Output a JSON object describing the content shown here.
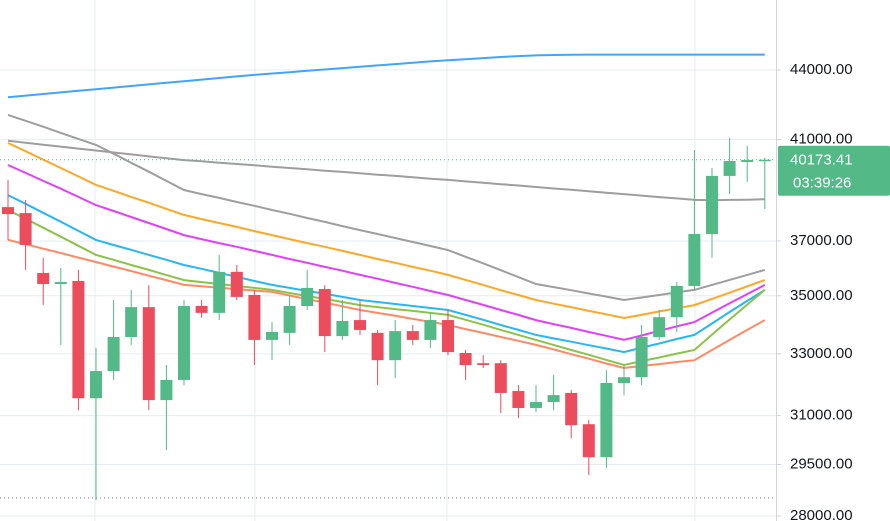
{
  "chart_data": {
    "type": "candlestick",
    "log_scale": true,
    "up_color": "#53b987",
    "down_color": "#eb4d5c",
    "ylim": [
      27860,
      47230
    ],
    "yticks": [
      {
        "value": 44000,
        "label": "44000.00"
      },
      {
        "value": 41000,
        "label": "41000.00"
      },
      {
        "value": 37000,
        "label": "37000.00"
      },
      {
        "value": 35000,
        "label": "35000.00"
      },
      {
        "value": 33000,
        "label": "33000.00"
      },
      {
        "value": 31000,
        "label": "31000.00"
      },
      {
        "value": 29500,
        "label": "29500.00"
      },
      {
        "value": 28000,
        "label": "28000.00"
      }
    ],
    "open": [
      38290,
      38060,
      35820,
      35420,
      35530,
      31550,
      32430,
      33570,
      34600,
      31490,
      32140,
      34640,
      34400,
      35860,
      35030,
      33470,
      33710,
      34640,
      35240,
      33600,
      34150,
      33710,
      32790,
      33770,
      33470,
      34150,
      33030,
      32690,
      32690,
      31780,
      31240,
      31430,
      31720,
      30730,
      29720,
      32040,
      32230,
      33570,
      34250,
      35350,
      37260,
      39520,
      40080,
      40120
    ],
    "high": [
      39360,
      38570,
      36370,
      36000,
      35930,
      33200,
      34850,
      35210,
      35380,
      32630,
      34850,
      34850,
      36480,
      36110,
      35210,
      34080,
      35030,
      35930,
      35380,
      34850,
      34850,
      33810,
      34150,
      33980,
      34430,
      34500,
      33130,
      32960,
      32790,
      31970,
      31970,
      32300,
      31810,
      30860,
      32460,
      32630,
      33980,
      34500,
      35490,
      40570,
      39840,
      41070,
      40740,
      40250
    ],
    "low": [
      37040,
      35930,
      34680,
      33300,
      31170,
      28455,
      32140,
      33300,
      31170,
      29940,
      31970,
      34230,
      34150,
      34850,
      32630,
      32790,
      33300,
      34500,
      33060,
      33470,
      33640,
      31970,
      32200,
      33300,
      33200,
      32960,
      32140,
      32530,
      31080,
      30920,
      31110,
      31170,
      30300,
      29190,
      29400,
      31650,
      31970,
      33470,
      33740,
      35210,
      36370,
      38800,
      39280,
      38220
    ],
    "close": [
      38020,
      36850,
      35420,
      35490,
      31550,
      32430,
      33570,
      34600,
      31490,
      32140,
      34640,
      34400,
      35860,
      34960,
      33470,
      33740,
      34640,
      35280,
      33600,
      34120,
      33810,
      32790,
      33770,
      33470,
      34150,
      33060,
      32630,
      32630,
      31720,
      31240,
      31430,
      31650,
      30700,
      29720,
      32040,
      32230,
      33570,
      34250,
      35350,
      37260,
      39520,
      40120,
      40160,
      40173.41
    ],
    "overlays": [
      {
        "color": "#42a5f5",
        "values": [
          42800,
          42870,
          42940,
          43010,
          43080,
          43150,
          43220,
          43290,
          43360,
          43430,
          43500,
          43570,
          43640,
          43710,
          43780,
          43840,
          43900,
          43960,
          44020,
          44080,
          44140,
          44200,
          44260,
          44320,
          44380,
          44430,
          44480,
          44530,
          44580,
          44620,
          44650,
          44670,
          44680,
          44690,
          44690,
          44690,
          44690,
          44690,
          44690,
          44690,
          44690,
          44690,
          44690,
          44690
        ]
      },
      {
        "color": "#9e9e9e",
        "values": [
          40950,
          40870,
          40790,
          40710,
          40630,
          40550,
          40470,
          40390,
          40310,
          40230,
          40160,
          40110,
          40050,
          40000,
          39950,
          39890,
          39840,
          39790,
          39730,
          39680,
          39630,
          39570,
          39520,
          39470,
          39410,
          39360,
          39300,
          39250,
          39190,
          39140,
          39080,
          39020,
          38970,
          38910,
          38850,
          38800,
          38740,
          38680,
          38630,
          38570,
          38560,
          38570,
          38580,
          38600
        ]
      },
      {
        "color": "#9e9e9e",
        "values": [
          42040,
          41790,
          41540,
          41280,
          41030,
          40780,
          40420,
          40050,
          39690,
          39320,
          38960,
          38800,
          38650,
          38490,
          38340,
          38180,
          38030,
          37870,
          37720,
          37560,
          37410,
          37260,
          37110,
          36960,
          36810,
          36660,
          36410,
          36170,
          35920,
          35670,
          35420,
          35310,
          35200,
          35080,
          34970,
          34850,
          34940,
          35030,
          35120,
          35210,
          35390,
          35570,
          35750,
          35930
        ]
      },
      {
        "color": "#ffa726",
        "values": [
          40860,
          40520,
          40180,
          39840,
          39500,
          39160,
          38930,
          38690,
          38460,
          38220,
          37990,
          37830,
          37680,
          37530,
          37370,
          37220,
          37070,
          36920,
          36780,
          36630,
          36480,
          36330,
          36190,
          36040,
          35900,
          35750,
          35570,
          35390,
          35200,
          35030,
          34850,
          34720,
          34600,
          34470,
          34350,
          34220,
          34330,
          34450,
          34560,
          34670,
          34890,
          35110,
          35340,
          35560
        ]
      },
      {
        "color": "#e040fb",
        "values": [
          39960,
          39640,
          39320,
          39010,
          38690,
          38370,
          38140,
          37910,
          37680,
          37450,
          37220,
          37070,
          36920,
          36780,
          36630,
          36480,
          36330,
          36190,
          36040,
          35900,
          35750,
          35610,
          35460,
          35320,
          35170,
          35030,
          34850,
          34680,
          34500,
          34330,
          34150,
          34010,
          33880,
          33740,
          33610,
          33470,
          33620,
          33780,
          33930,
          34080,
          34410,
          34740,
          35060,
          35390
        ]
      },
      {
        "color": "#29b6f6",
        "values": [
          38760,
          38420,
          38070,
          37730,
          37380,
          37040,
          36850,
          36670,
          36480,
          36300,
          36110,
          35970,
          35820,
          35680,
          35530,
          35390,
          35280,
          35170,
          35070,
          34960,
          34850,
          34780,
          34710,
          34640,
          34570,
          34500,
          34330,
          34160,
          33980,
          33810,
          33640,
          33520,
          33410,
          33290,
          33180,
          33060,
          33210,
          33350,
          33500,
          33640,
          34030,
          34430,
          34820,
          35210
        ]
      },
      {
        "color": "#8bc34a",
        "values": [
          38180,
          37840,
          37500,
          37160,
          36820,
          36480,
          36300,
          36110,
          35930,
          35740,
          35560,
          35490,
          35420,
          35350,
          35280,
          35210,
          35100,
          34990,
          34890,
          34780,
          34670,
          34600,
          34530,
          34470,
          34400,
          34330,
          34160,
          33990,
          33810,
          33640,
          33470,
          33300,
          33130,
          32970,
          32800,
          32630,
          32760,
          32880,
          33010,
          33130,
          33650,
          34170,
          34690,
          35210
        ]
      },
      {
        "color": "#ff8a65",
        "values": [
          37040,
          36880,
          36710,
          36550,
          36380,
          36220,
          36050,
          35890,
          35720,
          35560,
          35390,
          35340,
          35290,
          35240,
          35190,
          35140,
          35010,
          34880,
          34760,
          34630,
          34500,
          34400,
          34300,
          34190,
          34090,
          33980,
          33840,
          33710,
          33570,
          33440,
          33300,
          33150,
          32990,
          32840,
          32680,
          32530,
          32600,
          32660,
          32730,
          32790,
          33130,
          33470,
          33810,
          34150
        ]
      }
    ],
    "last_price": 40173.41,
    "countdown": "03:39:26"
  }
}
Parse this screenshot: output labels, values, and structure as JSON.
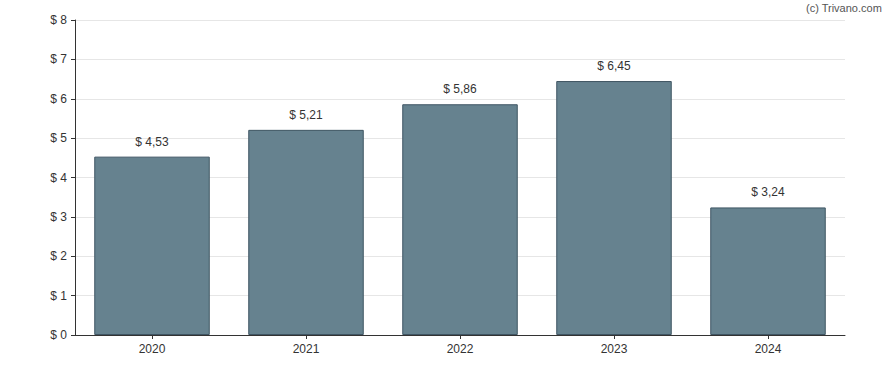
{
  "chart_data": {
    "type": "bar",
    "categories": [
      "2020",
      "2021",
      "2022",
      "2023",
      "2024"
    ],
    "values": [
      4.53,
      5.21,
      5.86,
      6.45,
      3.24
    ],
    "value_labels": [
      "$ 4,53",
      "$ 5,21",
      "$ 5,86",
      "$ 6,45",
      "$ 3,24"
    ],
    "data_labels": true,
    "color": "#66828f",
    "ylim": [
      0,
      8
    ],
    "yticks": [
      {
        "value": 0,
        "label": "$ 0"
      },
      {
        "value": 1,
        "label": "$ 1"
      },
      {
        "value": 2,
        "label": "$ 2"
      },
      {
        "value": 3,
        "label": "$ 3"
      },
      {
        "value": 4,
        "label": "$ 4"
      },
      {
        "value": 5,
        "label": "$ 5"
      },
      {
        "value": 6,
        "label": "$ 6"
      },
      {
        "value": 7,
        "label": "$ 7"
      },
      {
        "value": 8,
        "label": "$ 8"
      }
    ],
    "grid": true,
    "annotations": [
      "(c) Trivano.com"
    ]
  }
}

### Task to carry out
Pull every line containing "JSON" out of the data above.

### Final result
Output a JSON object describing the content shown here.
Parse this screenshot: output labels, values, and structure as JSON.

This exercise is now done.